▼▼▼

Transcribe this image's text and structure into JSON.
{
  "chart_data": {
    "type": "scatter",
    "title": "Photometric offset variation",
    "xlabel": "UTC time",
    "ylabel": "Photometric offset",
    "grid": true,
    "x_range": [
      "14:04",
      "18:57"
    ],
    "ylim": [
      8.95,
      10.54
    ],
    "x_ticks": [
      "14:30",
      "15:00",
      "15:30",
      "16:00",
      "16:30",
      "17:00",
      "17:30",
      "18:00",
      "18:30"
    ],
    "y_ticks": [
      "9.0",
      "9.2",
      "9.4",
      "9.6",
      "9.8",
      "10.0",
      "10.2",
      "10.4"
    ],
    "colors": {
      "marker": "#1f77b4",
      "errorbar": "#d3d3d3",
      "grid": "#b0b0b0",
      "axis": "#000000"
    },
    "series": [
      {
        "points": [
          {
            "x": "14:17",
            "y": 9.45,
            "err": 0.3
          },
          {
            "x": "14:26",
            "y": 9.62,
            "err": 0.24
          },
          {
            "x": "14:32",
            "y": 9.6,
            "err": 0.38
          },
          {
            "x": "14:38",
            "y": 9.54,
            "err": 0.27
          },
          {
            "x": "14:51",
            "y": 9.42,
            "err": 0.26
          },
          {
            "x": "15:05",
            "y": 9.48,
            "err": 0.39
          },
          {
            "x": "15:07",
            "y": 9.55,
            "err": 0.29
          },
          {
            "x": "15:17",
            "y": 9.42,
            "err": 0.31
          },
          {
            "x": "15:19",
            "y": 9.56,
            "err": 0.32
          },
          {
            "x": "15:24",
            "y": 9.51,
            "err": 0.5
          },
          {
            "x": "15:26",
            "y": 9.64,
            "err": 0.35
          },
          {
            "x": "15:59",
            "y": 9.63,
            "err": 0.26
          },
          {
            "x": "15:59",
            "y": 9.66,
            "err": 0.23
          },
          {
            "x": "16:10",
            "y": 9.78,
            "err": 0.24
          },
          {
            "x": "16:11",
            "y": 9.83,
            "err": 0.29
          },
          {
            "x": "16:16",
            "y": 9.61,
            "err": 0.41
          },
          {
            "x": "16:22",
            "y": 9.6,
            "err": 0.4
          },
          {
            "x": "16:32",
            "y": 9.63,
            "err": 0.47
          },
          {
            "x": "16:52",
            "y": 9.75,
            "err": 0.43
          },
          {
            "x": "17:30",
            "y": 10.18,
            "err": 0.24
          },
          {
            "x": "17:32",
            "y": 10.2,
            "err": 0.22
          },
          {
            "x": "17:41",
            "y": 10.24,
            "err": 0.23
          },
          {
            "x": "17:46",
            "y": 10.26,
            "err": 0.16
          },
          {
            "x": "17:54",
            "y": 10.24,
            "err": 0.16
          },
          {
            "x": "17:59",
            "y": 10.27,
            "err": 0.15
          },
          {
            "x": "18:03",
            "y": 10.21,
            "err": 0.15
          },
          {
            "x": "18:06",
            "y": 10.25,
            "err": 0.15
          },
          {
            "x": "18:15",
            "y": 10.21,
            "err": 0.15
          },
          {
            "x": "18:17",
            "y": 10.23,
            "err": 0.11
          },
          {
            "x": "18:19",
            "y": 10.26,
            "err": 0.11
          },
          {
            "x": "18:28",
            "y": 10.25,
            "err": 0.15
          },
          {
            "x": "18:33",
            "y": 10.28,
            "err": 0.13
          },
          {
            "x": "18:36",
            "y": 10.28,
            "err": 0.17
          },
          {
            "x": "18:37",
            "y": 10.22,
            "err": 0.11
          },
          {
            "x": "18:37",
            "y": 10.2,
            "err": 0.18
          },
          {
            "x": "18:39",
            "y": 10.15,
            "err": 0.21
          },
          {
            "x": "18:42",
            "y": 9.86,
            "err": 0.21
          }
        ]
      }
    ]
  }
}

▲▲▲
▼▼▼

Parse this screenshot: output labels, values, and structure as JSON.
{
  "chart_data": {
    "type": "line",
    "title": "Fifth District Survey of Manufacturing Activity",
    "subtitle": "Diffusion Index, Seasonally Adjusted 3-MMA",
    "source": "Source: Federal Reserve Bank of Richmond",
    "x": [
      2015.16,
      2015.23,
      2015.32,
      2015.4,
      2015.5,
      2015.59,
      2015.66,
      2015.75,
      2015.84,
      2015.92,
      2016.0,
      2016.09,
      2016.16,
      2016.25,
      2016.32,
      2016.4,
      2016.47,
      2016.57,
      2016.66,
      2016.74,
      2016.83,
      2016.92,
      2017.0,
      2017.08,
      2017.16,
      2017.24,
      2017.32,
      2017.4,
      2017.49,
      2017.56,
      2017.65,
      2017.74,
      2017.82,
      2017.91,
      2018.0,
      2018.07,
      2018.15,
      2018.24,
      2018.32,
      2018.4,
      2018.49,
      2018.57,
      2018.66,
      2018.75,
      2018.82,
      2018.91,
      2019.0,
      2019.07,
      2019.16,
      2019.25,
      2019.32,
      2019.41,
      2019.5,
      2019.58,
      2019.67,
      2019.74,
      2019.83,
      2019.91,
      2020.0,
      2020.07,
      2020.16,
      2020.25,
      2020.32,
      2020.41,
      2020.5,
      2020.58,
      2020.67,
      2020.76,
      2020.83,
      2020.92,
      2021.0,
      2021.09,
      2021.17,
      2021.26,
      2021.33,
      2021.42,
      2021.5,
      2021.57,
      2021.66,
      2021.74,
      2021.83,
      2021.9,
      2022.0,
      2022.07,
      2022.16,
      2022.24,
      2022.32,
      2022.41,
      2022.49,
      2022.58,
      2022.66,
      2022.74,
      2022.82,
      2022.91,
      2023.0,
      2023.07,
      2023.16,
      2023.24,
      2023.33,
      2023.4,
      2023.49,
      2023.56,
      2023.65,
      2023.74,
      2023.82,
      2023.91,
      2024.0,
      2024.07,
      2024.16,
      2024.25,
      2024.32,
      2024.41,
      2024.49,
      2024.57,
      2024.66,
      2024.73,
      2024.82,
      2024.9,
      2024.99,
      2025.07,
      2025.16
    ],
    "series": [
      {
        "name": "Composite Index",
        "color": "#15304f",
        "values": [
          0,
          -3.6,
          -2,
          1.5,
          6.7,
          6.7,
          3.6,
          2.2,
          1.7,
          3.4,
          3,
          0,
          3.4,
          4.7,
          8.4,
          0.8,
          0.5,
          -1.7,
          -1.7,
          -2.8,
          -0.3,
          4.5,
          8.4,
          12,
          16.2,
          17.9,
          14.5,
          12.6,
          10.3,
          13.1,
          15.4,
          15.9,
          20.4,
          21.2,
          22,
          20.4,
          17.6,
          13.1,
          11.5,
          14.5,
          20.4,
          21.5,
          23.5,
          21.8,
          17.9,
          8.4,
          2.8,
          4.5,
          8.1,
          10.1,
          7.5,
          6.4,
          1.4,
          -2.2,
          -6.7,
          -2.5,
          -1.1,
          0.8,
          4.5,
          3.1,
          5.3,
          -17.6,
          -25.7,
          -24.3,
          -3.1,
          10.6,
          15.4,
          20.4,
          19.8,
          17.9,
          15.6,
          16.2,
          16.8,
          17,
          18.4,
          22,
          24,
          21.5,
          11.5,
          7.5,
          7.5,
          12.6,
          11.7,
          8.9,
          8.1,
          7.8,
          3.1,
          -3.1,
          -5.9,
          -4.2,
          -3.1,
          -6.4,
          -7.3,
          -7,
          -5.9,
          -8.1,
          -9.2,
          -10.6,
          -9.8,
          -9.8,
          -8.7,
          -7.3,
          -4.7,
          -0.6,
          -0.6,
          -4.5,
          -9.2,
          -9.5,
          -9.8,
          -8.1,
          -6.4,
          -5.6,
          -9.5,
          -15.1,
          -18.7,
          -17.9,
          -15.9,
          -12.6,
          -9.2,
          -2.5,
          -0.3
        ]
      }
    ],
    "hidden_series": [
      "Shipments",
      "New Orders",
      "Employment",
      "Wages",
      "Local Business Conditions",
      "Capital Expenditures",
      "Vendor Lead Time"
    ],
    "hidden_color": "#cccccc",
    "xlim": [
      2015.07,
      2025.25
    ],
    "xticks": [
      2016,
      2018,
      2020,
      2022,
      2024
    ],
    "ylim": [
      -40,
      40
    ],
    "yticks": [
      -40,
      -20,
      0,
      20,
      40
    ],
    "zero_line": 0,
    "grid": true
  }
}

▲▲▲

» What to produce
Read the entries and show each line that mentions "this".

» Correct response
Transcribe this image's text and structure into JSON.
Parse this screenshot: output labels, values, and structure as JSON.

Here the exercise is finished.